• Provided text
+ + + +

August, 1995: Naomi's insurance has capped out. Martha talked with the people at St. Mary's, and under the circumstances we were able to get TennCare's Blue Cross program to pick up payment. That means she can stay another week, but then that's it.

September, 1995: School has started back. Naomi's still seeing her counselor, but she's becoming more and more uncooperative in her sessions. She's also starting to stay out at night, and I don't know where she is, she won't call me. Her counselor has put us in touch with a Department of Human Services program called Home Ties. They'll send a counselor out every day for the next 30 days to work with me and Naomi.

Her counselor also recommended we get a second opinion from a psychiatrist, which we did. His opinion was pretty scary. He recommended total in-patient care for Naomi, like at Camelot or Peninsula. He said, "She's not an accident waiting to happen; it's happening already." Naomi's counselor called Camelot and Peninsula, but neither one would accept TennCare's Blue Cross coverage. So here we sit. We have nobody to help her, because she doesn't have the right insurance. Naomi's counselor is keeping the wheels going, but we're fast running out of options.

The Home Ties counselor came one night for the appointment. Naomi never showed up. At this point, the counselors told me, we had no other option but to go through the legal system. It's the one thing I've fought and dreaded. We had to go to juvenile court and file a petition on Naomi as being "out of control" and "a runaway." We called the police, and they did go and find her, and I think it shook her up a little bit.

At the end of Home Ties' 30-day program, I asked for 15 more days; sometimes they'll do that, and I thought the counselor was actually starting to make some headway with Naomi. He tried very hard. But they couldn't extend the program. So now our 30 days with them are up.

November, 1995: One of the juvenile court supervisors told me we should try to get Naomi into Helen Ross McNabb or the Lighthouse [a day program for emotionally troubled children]--anything, wherever they will take her.

We went down to Peninsula with all of Naomi's records and went through the precertification process. All that red tape, it seems like it took hours. And then the receptionist there came out and said, "I'm sorry, TennCare-Blue Shield says Naomi isn't violent enough; they won't allow her to be admitted." She met all of Peninsula's criteria, but Blue Shield decides she's not "violent enough"? Everyone is telling us to get this girl into a treatment program, yet no one will take her.

I'm at my wit's end. I'm afraid I'll end up in Peninsula before Naomi does. If she commits a crime, the state will take her and treat her. In other words, if she had done harm to me, she'd be there right now. In desperation I called one of the other counselors I've dealt with along the way. He said, unbelievably, "Well, just lock her out of the house, let her walk the streets, then if she commits a crime, we'll see what we can do." That's the way the system works? I want help for this girl before she becomes tomorrow's headlines, and I'm told no way?

January, 1996: Naomi stayed out all night again last night. I called Martha; Martha called the school. Surprisingly, there she was, in math class. Since we already had a petition filed on her at juvenile court, the police went and picked her up, took her out of class, and she went directly to juvenile hall. Three days later, as a ward of the state, she went straight to Peninsula Village.

I never wanted this. Naomi's counselor told me from the beginning, though: if all else fails, the state will have to take her. I tried in every way I could to avoid this, but here we are.

I saw Naomi two weeks later for the first time since she left. We talked for about three minutes. She looked scared and nervous. She asked me when she can get out. I don't know what to tell her, and neither does anyone else. It really all depends on Naomi now.

+ + + +

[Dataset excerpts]
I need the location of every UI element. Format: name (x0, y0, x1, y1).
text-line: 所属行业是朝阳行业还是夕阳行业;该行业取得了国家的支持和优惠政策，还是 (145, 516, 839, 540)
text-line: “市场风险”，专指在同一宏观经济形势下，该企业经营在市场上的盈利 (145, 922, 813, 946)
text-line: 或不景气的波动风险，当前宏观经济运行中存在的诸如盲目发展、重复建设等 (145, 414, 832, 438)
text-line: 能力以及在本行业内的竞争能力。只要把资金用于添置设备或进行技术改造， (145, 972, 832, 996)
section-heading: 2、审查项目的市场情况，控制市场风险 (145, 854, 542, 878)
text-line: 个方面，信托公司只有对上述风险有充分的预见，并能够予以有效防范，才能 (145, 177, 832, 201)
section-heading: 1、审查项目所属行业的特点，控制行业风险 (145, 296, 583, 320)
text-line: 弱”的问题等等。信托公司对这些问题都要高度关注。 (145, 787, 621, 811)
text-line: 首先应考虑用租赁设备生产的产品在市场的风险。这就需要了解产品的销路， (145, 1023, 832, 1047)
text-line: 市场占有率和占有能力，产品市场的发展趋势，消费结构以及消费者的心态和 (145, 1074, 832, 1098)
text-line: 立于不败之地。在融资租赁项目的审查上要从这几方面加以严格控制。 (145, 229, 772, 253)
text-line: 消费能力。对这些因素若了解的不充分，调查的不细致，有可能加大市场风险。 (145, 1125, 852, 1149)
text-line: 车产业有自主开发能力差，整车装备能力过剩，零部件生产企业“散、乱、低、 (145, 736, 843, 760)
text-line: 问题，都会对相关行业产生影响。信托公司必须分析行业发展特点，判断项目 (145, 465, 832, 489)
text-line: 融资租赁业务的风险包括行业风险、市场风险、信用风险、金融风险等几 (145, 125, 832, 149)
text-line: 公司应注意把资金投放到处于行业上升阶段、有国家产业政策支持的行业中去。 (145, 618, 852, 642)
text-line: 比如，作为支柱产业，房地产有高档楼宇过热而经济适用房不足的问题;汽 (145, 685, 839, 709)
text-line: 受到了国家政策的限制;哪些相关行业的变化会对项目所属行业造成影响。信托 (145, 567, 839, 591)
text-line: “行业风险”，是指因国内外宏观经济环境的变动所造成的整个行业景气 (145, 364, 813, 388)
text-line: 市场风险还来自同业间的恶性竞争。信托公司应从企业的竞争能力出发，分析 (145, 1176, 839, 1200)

+ + + +

• Problem A
According to the provided text, what reason did TennCare-Blue Shield give for not allowing Naomi to be admitted to Peninsula?
• Problem B
Write out the portion of the provided text that begins with the words containing "The Home Ties" and ends with "them are up.".

• Final answer A
It said Naomi wasn't violent enough.

• Final answer B
The Home Ties counselor came one night for the appointment. Naomi never showed up. At this point, the counselors told me, we had no other option but to go through the legal system. It's the one thing I've fought and dreaded. We had to go to juvenile court and file a petition on Naomi as being "out of control" and "a runaway." We called the police, and they did go and find her, and I think it shook her up a little bit.

At the end of Home Ties' 30-day program, I asked for 15 more days; sometimes they'll do that, and I thought the counselor was actually starting to make some headway with Naomi. He tried very hard. But they couldn't extend the program. So now our 30 days with them are up.